▶ [Source data]:

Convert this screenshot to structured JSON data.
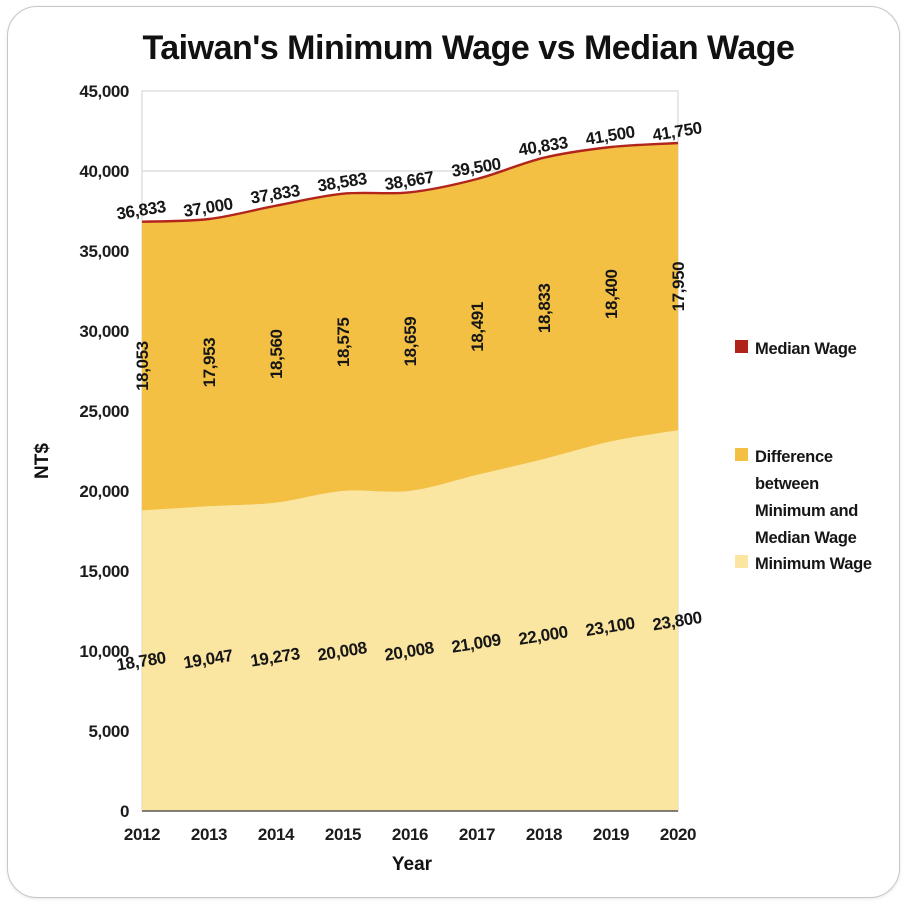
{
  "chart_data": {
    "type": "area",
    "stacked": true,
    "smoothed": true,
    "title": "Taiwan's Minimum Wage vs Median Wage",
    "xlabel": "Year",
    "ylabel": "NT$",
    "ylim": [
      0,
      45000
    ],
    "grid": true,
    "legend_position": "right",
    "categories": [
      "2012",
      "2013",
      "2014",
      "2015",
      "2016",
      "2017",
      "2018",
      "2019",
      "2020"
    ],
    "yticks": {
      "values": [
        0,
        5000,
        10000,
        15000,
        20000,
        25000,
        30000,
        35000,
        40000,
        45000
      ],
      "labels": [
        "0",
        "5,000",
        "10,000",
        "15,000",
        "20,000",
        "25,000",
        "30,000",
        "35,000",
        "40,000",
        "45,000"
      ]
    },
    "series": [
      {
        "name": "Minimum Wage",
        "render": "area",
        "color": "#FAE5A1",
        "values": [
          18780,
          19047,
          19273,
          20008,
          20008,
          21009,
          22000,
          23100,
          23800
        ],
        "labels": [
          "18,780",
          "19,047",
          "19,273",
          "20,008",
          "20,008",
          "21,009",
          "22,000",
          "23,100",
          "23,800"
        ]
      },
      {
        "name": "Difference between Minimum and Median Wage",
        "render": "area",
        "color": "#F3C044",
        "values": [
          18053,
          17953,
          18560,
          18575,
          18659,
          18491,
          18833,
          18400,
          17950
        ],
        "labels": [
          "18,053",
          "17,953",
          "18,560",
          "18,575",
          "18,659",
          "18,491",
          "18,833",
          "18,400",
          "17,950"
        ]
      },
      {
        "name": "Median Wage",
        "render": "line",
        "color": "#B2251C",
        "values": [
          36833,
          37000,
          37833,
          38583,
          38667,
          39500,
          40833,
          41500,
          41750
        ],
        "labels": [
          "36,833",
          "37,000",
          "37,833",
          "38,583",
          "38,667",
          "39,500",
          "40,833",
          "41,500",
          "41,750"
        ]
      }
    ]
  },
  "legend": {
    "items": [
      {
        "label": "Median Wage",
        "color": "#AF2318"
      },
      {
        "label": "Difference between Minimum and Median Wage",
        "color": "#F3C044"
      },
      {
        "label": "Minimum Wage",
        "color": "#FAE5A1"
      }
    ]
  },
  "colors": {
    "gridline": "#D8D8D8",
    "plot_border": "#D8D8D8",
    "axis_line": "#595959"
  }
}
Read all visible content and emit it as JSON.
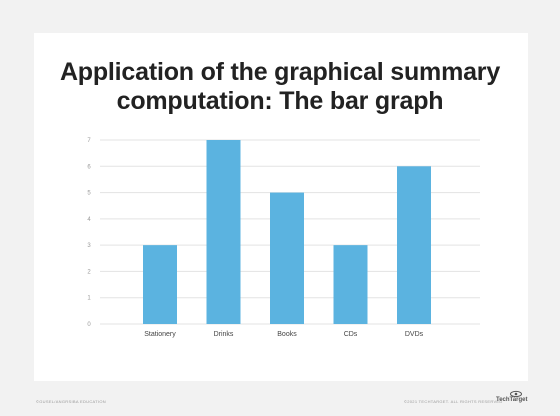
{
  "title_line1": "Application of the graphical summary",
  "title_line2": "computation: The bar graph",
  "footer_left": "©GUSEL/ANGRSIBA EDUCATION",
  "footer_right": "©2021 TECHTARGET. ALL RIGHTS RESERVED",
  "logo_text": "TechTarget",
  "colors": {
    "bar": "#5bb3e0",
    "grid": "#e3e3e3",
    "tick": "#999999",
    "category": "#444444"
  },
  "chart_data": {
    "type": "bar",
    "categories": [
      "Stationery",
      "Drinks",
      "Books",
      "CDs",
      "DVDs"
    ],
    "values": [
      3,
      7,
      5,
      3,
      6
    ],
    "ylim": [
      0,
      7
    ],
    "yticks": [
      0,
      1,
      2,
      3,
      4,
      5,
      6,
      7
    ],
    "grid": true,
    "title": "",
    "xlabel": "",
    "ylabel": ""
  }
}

▶ [Exercise objective]:
Print out every entry above without changing a word, and leave out the pictures.

▶ [Written answer]:
Convert this screenshot to structured JSON data.
{
  "chart_data": {
    "type": "area",
    "stacked": true,
    "smoothed": true,
    "title": "Taiwan's Minimum Wage vs Median Wage",
    "xlabel": "Year",
    "ylabel": "NT$",
    "ylim": [
      0,
      45000
    ],
    "grid": true,
    "legend_position": "right",
    "categories": [
      "2012",
      "2013",
      "2014",
      "2015",
      "2016",
      "2017",
      "2018",
      "2019",
      "2020"
    ],
    "yticks": {
      "values": [
        0,
        5000,
        10000,
        15000,
        20000,
        25000,
        30000,
        35000,
        40000,
        45000
      ],
      "labels": [
        "0",
        "5,000",
        "10,000",
        "15,000",
        "20,000",
        "25,000",
        "30,000",
        "35,000",
        "40,000",
        "45,000"
      ]
    },
    "series": [
      {
        "name": "Minimum Wage",
        "render": "area",
        "color": "#FAE5A1",
        "values": [
          18780,
          19047,
          19273,
          20008,
          20008,
          21009,
          22000,
          23100,
          23800
        ],
        "labels": [
          "18,780",
          "19,047",
          "19,273",
          "20,008",
          "20,008",
          "21,009",
          "22,000",
          "23,100",
          "23,800"
        ]
      },
      {
        "name": "Difference between Minimum and Median Wage",
        "render": "area",
        "color": "#F3C044",
        "values": [
          18053,
          17953,
          18560,
          18575,
          18659,
          18491,
          18833,
          18400,
          17950
        ],
        "labels": [
          "18,053",
          "17,953",
          "18,560",
          "18,575",
          "18,659",
          "18,491",
          "18,833",
          "18,400",
          "17,950"
        ]
      },
      {
        "name": "Median Wage",
        "render": "line",
        "color": "#B2251C",
        "values": [
          36833,
          37000,
          37833,
          38583,
          38667,
          39500,
          40833,
          41500,
          41750
        ],
        "labels": [
          "36,833",
          "37,000",
          "37,833",
          "38,583",
          "38,667",
          "39,500",
          "40,833",
          "41,500",
          "41,750"
        ]
      }
    ]
  },
  "legend": {
    "items": [
      {
        "label": "Median Wage",
        "color": "#AF2318"
      },
      {
        "label": "Difference between Minimum and Median Wage",
        "color": "#F3C044"
      },
      {
        "label": "Minimum Wage",
        "color": "#FAE5A1"
      }
    ]
  },
  "colors": {
    "gridline": "#D8D8D8",
    "plot_border": "#D8D8D8",
    "axis_line": "#595959"
  }
}
Read all visible content and emit it as JSON.
{
  "title_line1": "Application of the graphical summary",
  "title_line2": "computation: The bar graph",
  "footer_left": "©GUSEL/ANGRSIBA EDUCATION",
  "footer_right": "©2021 TECHTARGET. ALL RIGHTS RESERVED",
  "logo_text": "TechTarget",
  "colors": {
    "bar": "#5bb3e0",
    "grid": "#e3e3e3",
    "tick": "#999999",
    "category": "#444444"
  },
  "chart_data": {
    "type": "bar",
    "categories": [
      "Stationery",
      "Drinks",
      "Books",
      "CDs",
      "DVDs"
    ],
    "values": [
      3,
      7,
      5,
      3,
      6
    ],
    "ylim": [
      0,
      7
    ],
    "yticks": [
      0,
      1,
      2,
      3,
      4,
      5,
      6,
      7
    ],
    "grid": true,
    "title": "",
    "xlabel": "",
    "ylabel": ""
  }
}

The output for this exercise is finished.